▸ PASSAGE PROVIDED:
Looking Back

It’s a brave new world we are embarking on with all of our embedded personal computers that have been programmed by others who hopefully have our well being in mind.

—Paul Terrell

What is a personal computer?

To those who first built them, a personal computer meant a computer of your own. It meant a lot. That was the promise of the microprocessor: that you could have a computer of your own.

And that, to some—the time in question being the tail end of the idealistic ’60s—implied empowering others as well. "Computer power to the people" was not just a slogan heard in those days; it was a motivating force for many personal-computer pioneers. They wanted to build computers to be used for the betterment of mankind. They wanted to bring the power of computers to everyone.

This humanitarian motive existed alongside other, more self-centered motives. Having your own computer meant having control over the device, with the sense of power that brought. If you were an engineer, if you were a programmer, it specifically meant control over this necessary tool of your trade.

But control over the box was just the start; what you really needed was control over the software. Software is the ultimate example of building on the shoulders of others. Every program written was either pointlessly reinventing the wheel or building on existing software. And nothing was more natural than to build on other programs. A program was an intellectual product. When you saw it and understood it, you had it; it was a part of you. It was madness to suggest that you couldn’t use knowledge in your own head—and only slightly less mad to try to prevent you from acquiring knowledge that would help you do your job.

The idea of owning your own computer, paradoxically, fed the idea of not owning software, the idea that software should be open to be observed and analyzed, independently tested, borrowed, and built on. It supported the ideas of open source software and nonproprietary architectures, a collaborative perspective that John “Captain Crunch” Draper had called “the Woz principle” (for Steve Wozniak).

How have these ideas—the Woz principle and computer power for the people—fared with the deconstruction of the personal computer?

The Woz Principle

There was once an ongoing debate about the merits of proprietary versus open source software. Supporters of open source argued that it was better than the commercial kind because everyone was invited to find and fix bugs. They claimed that in an open source world, a kind of natural selection would ensure that only the best software survived. Eric S. Raymond, an author and open source proponent, contended that in open source we were seeing the emergence of a new nonmarket economy, with similarities to medieval guilds.

The debate is effectively over. Open source software didn’t drive out proprietary software, but neither is open source going away. This open source idea, what John Draper had called the Woz principle, is really just an elaboration of the sharing of ideas that many of the pioneers of the industry had enjoyed in college, and that scientifically trained people understood was the key to scientific advance. It was older than Netscape, older than Apple, older than the personal-computer revolution. As an approach to developing software, it began with the first computers in the 1940s and has been part of the advance of computer-software technology ever since. It was important in the spread of the personal-computer revolution, and now it powers the Internet.

▸ DATA PROVIDED:
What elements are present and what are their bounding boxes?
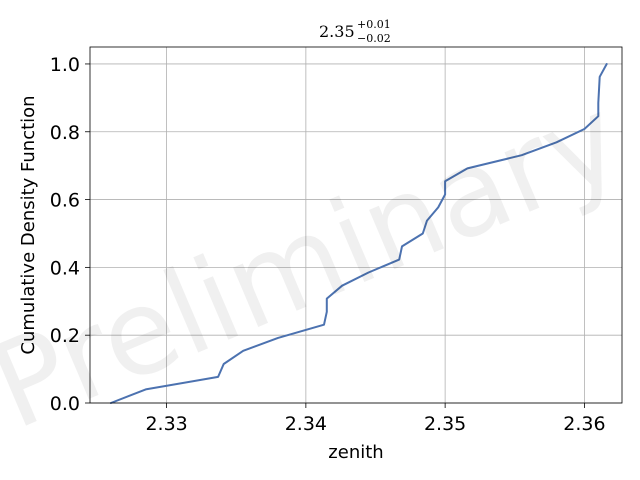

▸ DIRECTIONS:
• 1. In the passage on personal computers, rewrite the paragraph beginning "The debate is effectively over" as a short bulleted list that keeps its main facts.
• 2. Name every person mentioned in the passage on personal computers.
• 3. Resume the passage on personal computers from the point where it stops.
None of the material is needed here.

▸ RESULTS OF THE TASKS:
• 1.
- Open source software did not drive out proprietary software, but it is not going away either.
- The open source idea, which John Draper called the Woz principle, extends the sharing of ideas that many industry pioneers knew from college and that scientifically trained people saw as key to scientific advance.
- It is older than Netscape, Apple, and the personal-computer revolution, and it began with the first computers in the 1940s.
- It has been part of software's advance ever since, was important in spreading the personal-computer revolution, and now powers the Internet.

• 2.
- Paul Terrell
- John "Captain Crunch" Draper
- Steve Wozniak
- Eric S. Raymond

• 3.
The market for post-PC devices is different from the market for personal computers. The personal computer started as a hobbyist product designed by tech enthusiasts for people like themselves. Commoditization began in just a few years, but the unique nature of the computer—a device whose purpose is left to the user to define—allowed it to resist commoditization for decades. In the post-PC era, even though the devices are still really computers they are designed around specific functions. So the forces of commoditization that had been held at bay are now rushing in. The mainstream market for these devices doesn’t want flexibility and moddability and choices to make once they’ve purchased a device. They want it all to be simple, clear, consistent, and attractive. They don’t care about open source, but they like free. They want security but they don’t want to have to do anything about it. Their values are not the values of the people making the devices or the apps. They’re normal consumers, something the companies in the early personal-computer industry never really had to acknowledge.

If you look only at commercial apps, you will conclude that proprietary software, locked-down distribution channels, and closed architectures have won. If you look at the Internet and the Web and at the underlying code and practices of web developers, on the other hand, it is clear that open source and open architecture and standards are deeply entrenched.

And even in the device space, the differing models of Android and Apple suggest that things may shift further in the direction of the Woz principle. In this revolution, the workers have often succeeded in controlling the tools of their trade.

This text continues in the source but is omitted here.